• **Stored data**

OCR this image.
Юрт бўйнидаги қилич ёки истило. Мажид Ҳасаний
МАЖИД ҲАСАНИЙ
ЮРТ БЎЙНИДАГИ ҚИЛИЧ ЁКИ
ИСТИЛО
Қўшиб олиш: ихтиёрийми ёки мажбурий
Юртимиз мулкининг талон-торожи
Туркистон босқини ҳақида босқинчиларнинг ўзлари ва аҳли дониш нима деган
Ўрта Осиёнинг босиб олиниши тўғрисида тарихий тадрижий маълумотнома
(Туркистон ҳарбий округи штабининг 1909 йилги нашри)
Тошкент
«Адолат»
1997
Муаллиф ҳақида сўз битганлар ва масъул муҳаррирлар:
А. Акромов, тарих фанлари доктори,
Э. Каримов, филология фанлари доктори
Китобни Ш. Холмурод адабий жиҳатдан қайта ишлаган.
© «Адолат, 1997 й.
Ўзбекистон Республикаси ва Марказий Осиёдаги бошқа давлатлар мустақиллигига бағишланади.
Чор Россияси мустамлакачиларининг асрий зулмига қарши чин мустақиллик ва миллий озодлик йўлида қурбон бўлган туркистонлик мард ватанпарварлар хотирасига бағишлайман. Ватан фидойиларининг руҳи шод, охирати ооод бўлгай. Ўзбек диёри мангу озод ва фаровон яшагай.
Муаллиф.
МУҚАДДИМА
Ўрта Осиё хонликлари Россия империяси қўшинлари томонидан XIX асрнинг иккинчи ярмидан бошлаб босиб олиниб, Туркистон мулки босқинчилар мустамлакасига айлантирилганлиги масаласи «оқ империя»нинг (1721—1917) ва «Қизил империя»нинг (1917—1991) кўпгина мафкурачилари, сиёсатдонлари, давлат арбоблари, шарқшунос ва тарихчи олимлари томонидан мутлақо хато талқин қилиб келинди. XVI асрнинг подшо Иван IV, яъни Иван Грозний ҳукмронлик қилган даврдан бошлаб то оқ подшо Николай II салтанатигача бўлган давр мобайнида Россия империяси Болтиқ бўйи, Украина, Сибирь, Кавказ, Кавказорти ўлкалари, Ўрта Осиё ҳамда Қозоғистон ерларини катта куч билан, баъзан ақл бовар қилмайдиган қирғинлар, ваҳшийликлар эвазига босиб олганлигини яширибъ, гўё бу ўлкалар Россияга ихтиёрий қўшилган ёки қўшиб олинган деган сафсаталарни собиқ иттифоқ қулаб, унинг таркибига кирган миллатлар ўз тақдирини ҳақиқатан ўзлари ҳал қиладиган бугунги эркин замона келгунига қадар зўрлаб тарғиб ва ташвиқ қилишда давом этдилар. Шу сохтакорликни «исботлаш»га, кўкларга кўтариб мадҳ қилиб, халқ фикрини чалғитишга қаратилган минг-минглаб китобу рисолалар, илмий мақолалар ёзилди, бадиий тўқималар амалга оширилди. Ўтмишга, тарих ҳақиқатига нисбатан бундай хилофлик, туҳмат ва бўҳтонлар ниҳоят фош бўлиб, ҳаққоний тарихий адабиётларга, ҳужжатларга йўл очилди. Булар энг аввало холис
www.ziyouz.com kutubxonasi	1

• **SET EXERCISE**
Within the records above, how many lines include the word "ҳақида"? State the number by itself.

• **ANSWER IN FULL**
2